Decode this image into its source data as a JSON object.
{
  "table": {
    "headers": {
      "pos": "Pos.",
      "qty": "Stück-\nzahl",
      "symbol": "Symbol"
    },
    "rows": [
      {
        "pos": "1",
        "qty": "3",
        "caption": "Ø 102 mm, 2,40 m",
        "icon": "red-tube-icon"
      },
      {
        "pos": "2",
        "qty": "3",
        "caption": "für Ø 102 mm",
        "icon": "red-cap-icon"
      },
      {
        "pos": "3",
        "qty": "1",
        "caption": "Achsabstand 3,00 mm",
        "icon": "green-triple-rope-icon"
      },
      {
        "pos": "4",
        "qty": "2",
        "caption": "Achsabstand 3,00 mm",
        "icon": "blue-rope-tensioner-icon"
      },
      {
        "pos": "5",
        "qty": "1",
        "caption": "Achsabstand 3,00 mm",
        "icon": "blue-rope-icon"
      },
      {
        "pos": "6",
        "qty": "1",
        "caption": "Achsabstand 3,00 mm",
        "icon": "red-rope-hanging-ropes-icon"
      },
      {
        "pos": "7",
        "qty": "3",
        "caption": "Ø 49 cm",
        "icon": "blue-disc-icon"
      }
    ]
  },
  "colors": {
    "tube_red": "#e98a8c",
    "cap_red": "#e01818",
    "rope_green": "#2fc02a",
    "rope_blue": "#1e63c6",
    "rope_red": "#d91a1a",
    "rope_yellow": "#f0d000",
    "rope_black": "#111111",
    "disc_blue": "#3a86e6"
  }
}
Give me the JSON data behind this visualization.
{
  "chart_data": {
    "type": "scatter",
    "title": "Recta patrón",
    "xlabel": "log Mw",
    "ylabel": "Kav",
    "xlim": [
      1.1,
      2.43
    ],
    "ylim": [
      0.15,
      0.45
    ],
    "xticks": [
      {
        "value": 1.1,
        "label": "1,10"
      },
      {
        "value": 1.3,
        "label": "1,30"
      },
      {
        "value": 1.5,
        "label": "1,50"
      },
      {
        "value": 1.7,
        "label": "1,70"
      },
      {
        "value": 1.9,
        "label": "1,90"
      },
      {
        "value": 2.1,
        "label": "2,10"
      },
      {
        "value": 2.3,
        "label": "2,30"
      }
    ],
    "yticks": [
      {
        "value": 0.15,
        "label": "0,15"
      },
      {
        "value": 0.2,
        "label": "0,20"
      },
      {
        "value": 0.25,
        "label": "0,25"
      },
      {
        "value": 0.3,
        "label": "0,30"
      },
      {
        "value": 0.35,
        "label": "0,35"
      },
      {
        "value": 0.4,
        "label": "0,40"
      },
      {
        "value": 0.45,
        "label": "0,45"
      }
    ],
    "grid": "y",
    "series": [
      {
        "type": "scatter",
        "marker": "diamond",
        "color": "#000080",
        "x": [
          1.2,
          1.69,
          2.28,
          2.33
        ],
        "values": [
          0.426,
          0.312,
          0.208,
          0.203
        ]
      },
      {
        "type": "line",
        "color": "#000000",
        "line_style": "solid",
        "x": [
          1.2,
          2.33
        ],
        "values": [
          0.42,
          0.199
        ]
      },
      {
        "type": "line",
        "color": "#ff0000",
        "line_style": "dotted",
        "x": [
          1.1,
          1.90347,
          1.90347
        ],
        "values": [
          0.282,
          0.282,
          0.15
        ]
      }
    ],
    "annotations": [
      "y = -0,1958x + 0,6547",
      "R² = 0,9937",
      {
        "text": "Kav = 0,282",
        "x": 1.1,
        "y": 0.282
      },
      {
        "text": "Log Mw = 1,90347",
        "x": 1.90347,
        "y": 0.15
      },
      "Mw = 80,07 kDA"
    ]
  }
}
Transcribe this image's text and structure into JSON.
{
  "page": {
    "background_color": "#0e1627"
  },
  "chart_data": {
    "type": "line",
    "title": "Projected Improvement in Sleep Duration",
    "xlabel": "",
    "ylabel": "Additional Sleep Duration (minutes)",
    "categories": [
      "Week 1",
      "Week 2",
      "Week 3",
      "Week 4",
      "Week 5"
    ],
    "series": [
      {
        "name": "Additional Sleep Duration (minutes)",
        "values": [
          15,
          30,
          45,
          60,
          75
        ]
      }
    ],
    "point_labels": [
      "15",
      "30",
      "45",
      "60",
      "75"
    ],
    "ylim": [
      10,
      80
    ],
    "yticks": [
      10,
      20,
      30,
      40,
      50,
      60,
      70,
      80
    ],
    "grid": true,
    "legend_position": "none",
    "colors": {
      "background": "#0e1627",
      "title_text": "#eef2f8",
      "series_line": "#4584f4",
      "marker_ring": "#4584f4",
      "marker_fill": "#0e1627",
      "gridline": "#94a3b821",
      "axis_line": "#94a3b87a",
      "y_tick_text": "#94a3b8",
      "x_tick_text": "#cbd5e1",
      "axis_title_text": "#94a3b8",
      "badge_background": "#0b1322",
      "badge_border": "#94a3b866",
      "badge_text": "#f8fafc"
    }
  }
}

****

The task: Copy out each line in the preceding records that contains "icon".

Result:
        "icon": "red-tube-icon"
        "icon": "red-cap-icon"
        "icon": "green-triple-rope-icon"
        "icon": "blue-rope-tensioner-icon"
        "icon": "blue-rope-icon"
        "icon": "red-rope-hanging-ropes-icon"
        "icon": "blue-disc-icon"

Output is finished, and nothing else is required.